**REQUIREMENTS**
Every entry below should be printed exactly, without its images.

++++ DATA PROVIDED

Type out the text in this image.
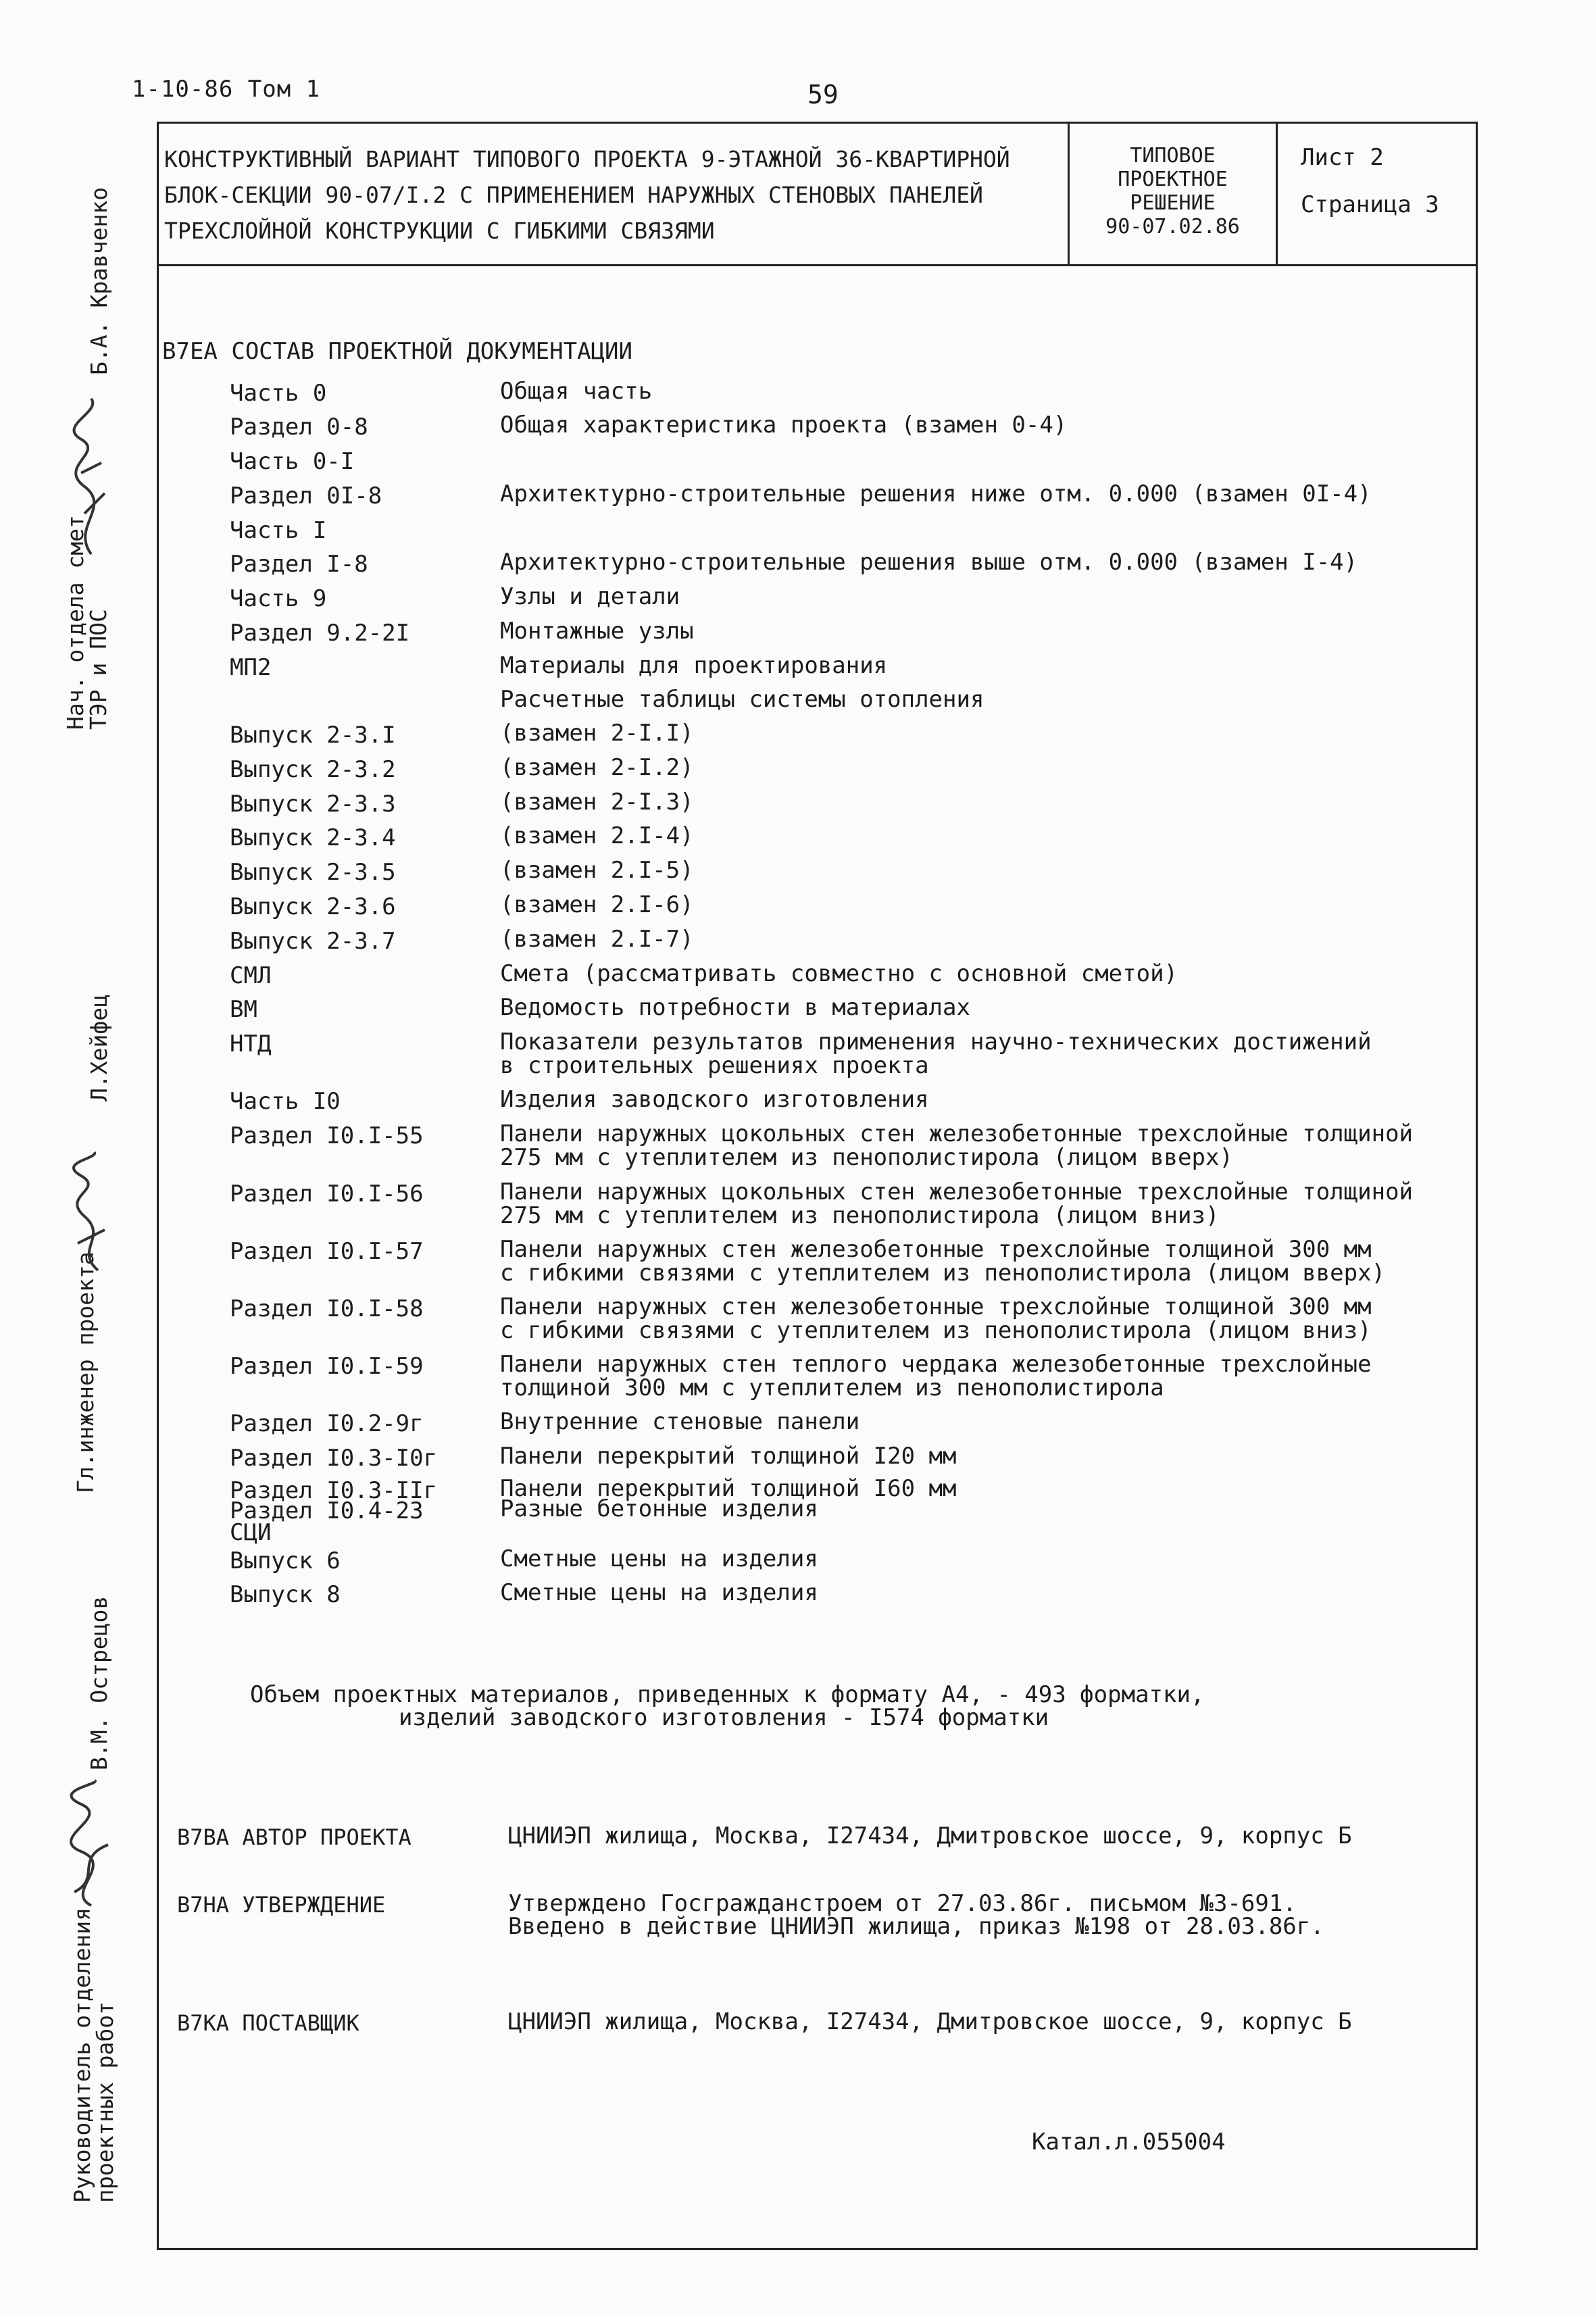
1-10-86 Том 1	59
КОНСТРУКТИВНЫЙ ВАРИАНТ ТИПОВОГО ПРОЕКТА 9-ЭТАЖНОЙ 36-КВАРТИРНОЙ
БЛОК-СЕКЦИИ 90-07/I.2 С ПРИМЕНЕНИЕМ НАРУЖНЫХ СТЕНОВЫХ ПАНЕЛЕЙ
ТРЕХСЛОЙНОЙ КОНСТРУКЦИИ С ГИБКИМИ СВЯЗЯМИ
ТИПОВОЕ
ПРОЕКТНОЕ
РЕШЕНИЕ
90-07.02.86
Лист 2
Страница 3
В7ЕА СОСТАВ ПРОЕКТНОЙ ДОКУМЕНТАЦИИ
Часть 0	Общая часть
Раздел 0-8	Общая характеристика проекта (взамен 0-4)
Часть 0-I
Раздел 0I-8	Архитектурно-строительные решения ниже отм. 0.000 (взамен 0I-4)
Часть I
Раздел I-8	Архитектурно-строительные решения выше отм. 0.000 (взамен I-4)
Часть 9	Узлы и детали
Раздел 9.2-2I	Монтажные узлы
МП2	Материалы для проектирования
Расчетные таблицы системы отопления
Выпуск 2-3.I	(взамен 2-I.I)
Выпуск 2-3.2	(взамен 2-I.2)
Выпуск 2-3.3	(взамен 2-I.3)
Выпуск 2-3.4	(взамен 2.I-4)
Выпуск 2-3.5	(взамен 2.I-5)
Выпуск 2-3.6	(взамен 2.I-6)
Выпуск 2-3.7	(взамен 2.I-7)
СМЛ	Смета (рассматривать совместно с основной сметой)
ВМ	Ведомость потребности в материалах
НТД	Показатели результатов применения научно-технических достижений
в строительных решениях проекта
Часть I0	Изделия заводского изготовления
Раздел I0.I-55	Панели наружных цокольных стен железобетонные трехслойные толщиной
275 мм с утеплителем из пенополистирола (лицом вверх)
Раздел I0.I-56	Панели наружных цокольных стен железобетонные трехслойные толщиной
275 мм с утеплителем из пенополистирола (лицом вниз)
Раздел I0.I-57	Панели наружных стен железобетонные трехслойные толщиной 300 мм
с гибкими связями с утеплителем из пенополистирола (лицом вверх)
Раздел I0.I-58	Панели наружных стен железобетонные трехслойные толщиной 300 мм
с гибкими связями с утеплителем из пенополистирола (лицом вниз)
Раздел I0.I-59	Панели наружных стен теплого чердака железобетонные трехслойные
толщиной 300 мм с утеплителем из пенополистирола
Раздел I0.2-9г	Внутренние стеновые панели
Раздел I0.3-I0г	Панели перекрытий толщиной I20 мм
Раздел I0.3-IIг	Панели перекрытий толщиной I60 мм
Раздел I0.4-23	Разные бетонные изделия
СЦИ
Выпуск 6	Сметные цены на изделия
Выпуск 8	Сметные цены на изделия
Объем проектных материалов, приведенных к формату А4, - 493 форматки,
изделий заводского изготовления - I574 форматки
В7ВА АВТОР ПРОЕКТА	ЦНИИЭП жилища, Москва, I27434, Дмитровское шоссе, 9, корпус Б
В7НА УТВЕРЖДЕНИЕ	Утверждено Госгражданстроем от 27.03.86г. письмом №3-691.
Введено в действие ЦНИИЭП жилища, приказ №198 от 28.03.86г.
В7КА ПОСТАВЩИК	ЦНИИЭП жилища, Москва, I27434, Дмитровское шоссе, 9, корпус Б
Катал.л.055004
Б.А. Кравченко
Нач. отдела смет
ТЭР и ПОС
Л.Хейфец
Гл.инженер проекта
В.М. Острецов
Руководитель отделения
проектных работ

++++++++

**RESULT OF THIS TASK**
Type out the text in this image.
1-10-86 Том 1	59
КОНСТРУКТИВНЫЙ ВАРИАНТ ТИПОВОГО ПРОЕКТА 9-ЭТАЖНОЙ 36-КВАРТИРНОЙ
БЛОК-СЕКЦИИ 90-07/I.2 С ПРИМЕНЕНИЕМ НАРУЖНЫХ СТЕНОВЫХ ПАНЕЛЕЙ
ТРЕХСЛОЙНОЙ КОНСТРУКЦИИ С ГИБКИМИ СВЯЗЯМИ
ТИПОВОЕ
ПРОЕКТНОЕ
РЕШЕНИЕ
90-07.02.86
Лист 2
Страница 3
В7ЕА СОСТАВ ПРОЕКТНОЙ ДОКУМЕНТАЦИИ
Часть 0	Общая часть
Раздел 0-8	Общая характеристика проекта (взамен 0-4)
Часть 0-I
Раздел 0I-8	Архитектурно-строительные решения ниже отм. 0.000 (взамен 0I-4)
Часть I
Раздел I-8	Архитектурно-строительные решения выше отм. 0.000 (взамен I-4)
Часть 9	Узлы и детали
Раздел 9.2-2I	Монтажные узлы
МП2	Материалы для проектирования
Расчетные таблицы системы отопления
Выпуск 2-3.I	(взамен 2-I.I)
Выпуск 2-3.2	(взамен 2-I.2)
Выпуск 2-3.3	(взамен 2-I.3)
Выпуск 2-3.4	(взамен 2.I-4)
Выпуск 2-3.5	(взамен 2.I-5)
Выпуск 2-3.6	(взамен 2.I-6)
Выпуск 2-3.7	(взамен 2.I-7)
СМЛ	Смета (рассматривать совместно с основной сметой)
ВМ	Ведомость потребности в материалах
НТД	Показатели результатов применения научно-технических достижений
в строительных решениях проекта
Часть I0	Изделия заводского изготовления
Раздел I0.I-55	Панели наружных цокольных стен железобетонные трехслойные толщиной
275 мм с утеплителем из пенополистирола (лицом вверх)
Раздел I0.I-56	Панели наружных цокольных стен железобетонные трехслойные толщиной
275 мм с утеплителем из пенополистирола (лицом вниз)
Раздел I0.I-57	Панели наружных стен железобетонные трехслойные толщиной 300 мм
с гибкими связями с утеплителем из пенополистирола (лицом вверх)
Раздел I0.I-58	Панели наружных стен железобетонные трехслойные толщиной 300 мм
с гибкими связями с утеплителем из пенополистирола (лицом вниз)
Раздел I0.I-59	Панели наружных стен теплого чердака железобетонные трехслойные
толщиной 300 мм с утеплителем из пенополистирола
Раздел I0.2-9г	Внутренние стеновые панели
Раздел I0.3-I0г	Панели перекрытий толщиной I20 мм
Раздел I0.3-IIг	Панели перекрытий толщиной I60 мм
Раздел I0.4-23	Разные бетонные изделия
СЦИ
Выпуск 6	Сметные цены на изделия
Выпуск 8	Сметные цены на изделия
Объем проектных материалов, приведенных к формату А4, - 493 форматки,
изделий заводского изготовления - I574 форматки
В7ВА АВТОР ПРОЕКТА	ЦНИИЭП жилища, Москва, I27434, Дмитровское шоссе, 9, корпус Б
В7НА УТВЕРЖДЕНИЕ	Утверждено Госгражданстроем от 27.03.86г. письмом №3-691.
Введено в действие ЦНИИЭП жилища, приказ №198 от 28.03.86г.
В7КА ПОСТАВЩИК	ЦНИИЭП жилища, Москва, I27434, Дмитровское шоссе, 9, корпус Б
Катал.л.055004
Б.А. Кравченко
Нач. отдела смет
ТЭР и ПОС
Л.Хейфец
Гл.инженер проекта
В.М. Острецов
Руководитель отделения
проектных работ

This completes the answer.